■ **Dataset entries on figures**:
* Start *

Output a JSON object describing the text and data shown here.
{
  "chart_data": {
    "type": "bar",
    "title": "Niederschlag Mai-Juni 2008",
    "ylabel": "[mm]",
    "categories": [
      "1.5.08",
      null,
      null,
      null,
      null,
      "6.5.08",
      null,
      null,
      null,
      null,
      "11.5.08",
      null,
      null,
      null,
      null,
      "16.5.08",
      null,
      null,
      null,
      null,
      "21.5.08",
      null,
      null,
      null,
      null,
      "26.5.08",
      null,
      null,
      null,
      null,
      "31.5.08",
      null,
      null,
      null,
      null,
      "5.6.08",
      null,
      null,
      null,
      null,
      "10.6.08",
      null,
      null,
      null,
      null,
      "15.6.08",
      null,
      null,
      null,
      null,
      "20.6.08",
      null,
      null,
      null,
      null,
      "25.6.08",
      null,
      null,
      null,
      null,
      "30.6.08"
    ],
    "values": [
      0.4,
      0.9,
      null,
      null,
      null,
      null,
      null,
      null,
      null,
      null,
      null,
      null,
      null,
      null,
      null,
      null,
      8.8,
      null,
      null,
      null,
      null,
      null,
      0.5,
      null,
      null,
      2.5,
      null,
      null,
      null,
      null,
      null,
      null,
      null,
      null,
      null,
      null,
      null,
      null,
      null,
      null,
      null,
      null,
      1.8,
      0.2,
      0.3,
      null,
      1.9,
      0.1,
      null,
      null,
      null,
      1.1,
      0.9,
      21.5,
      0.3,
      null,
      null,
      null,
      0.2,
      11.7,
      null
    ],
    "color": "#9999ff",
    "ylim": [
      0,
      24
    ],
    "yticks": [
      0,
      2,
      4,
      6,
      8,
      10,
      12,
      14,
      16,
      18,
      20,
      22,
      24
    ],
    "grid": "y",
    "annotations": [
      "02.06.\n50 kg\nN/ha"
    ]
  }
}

* End *

■ **TASK BRIEF**: The entries above should be repeated exactly, every one of them.

■ **RESPONSE TO THE TASK**:
Output a JSON object describing the text and data shown here.
{
  "chart_data": {
    "type": "bar",
    "title": "Niederschlag Mai-Juni 2008",
    "ylabel": "[mm]",
    "categories": [
      "1.5.08",
      null,
      null,
      null,
      null,
      "6.5.08",
      null,
      null,
      null,
      null,
      "11.5.08",
      null,
      null,
      null,
      null,
      "16.5.08",
      null,
      null,
      null,
      null,
      "21.5.08",
      null,
      null,
      null,
      null,
      "26.5.08",
      null,
      null,
      null,
      null,
      "31.5.08",
      null,
      null,
      null,
      null,
      "5.6.08",
      null,
      null,
      null,
      null,
      "10.6.08",
      null,
      null,
      null,
      null,
      "15.6.08",
      null,
      null,
      null,
      null,
      "20.6.08",
      null,
      null,
      null,
      null,
      "25.6.08",
      null,
      null,
      null,
      null,
      "30.6.08"
    ],
    "values": [
      0.4,
      0.9,
      null,
      null,
      null,
      null,
      null,
      null,
      null,
      null,
      null,
      null,
      null,
      null,
      null,
      null,
      8.8,
      null,
      null,
      null,
      null,
      null,
      0.5,
      null,
      null,
      2.5,
      null,
      null,
      null,
      null,
      null,
      null,
      null,
      null,
      null,
      null,
      null,
      null,
      null,
      null,
      null,
      null,
      1.8,
      0.2,
      0.3,
      null,
      1.9,
      0.1,
      null,
      null,
      null,
      1.1,
      0.9,
      21.5,
      0.3,
      null,
      null,
      null,
      0.2,
      11.7,
      null
    ],
    "color": "#9999ff",
    "ylim": [
      0,
      24
    ],
    "yticks": [
      0,
      2,
      4,
      6,
      8,
      10,
      12,
      14,
      16,
      18,
      20,
      22,
      24
    ],
    "grid": "y",
    "annotations": [
      "02.06.\n50 kg\nN/ha"
    ]
  }
}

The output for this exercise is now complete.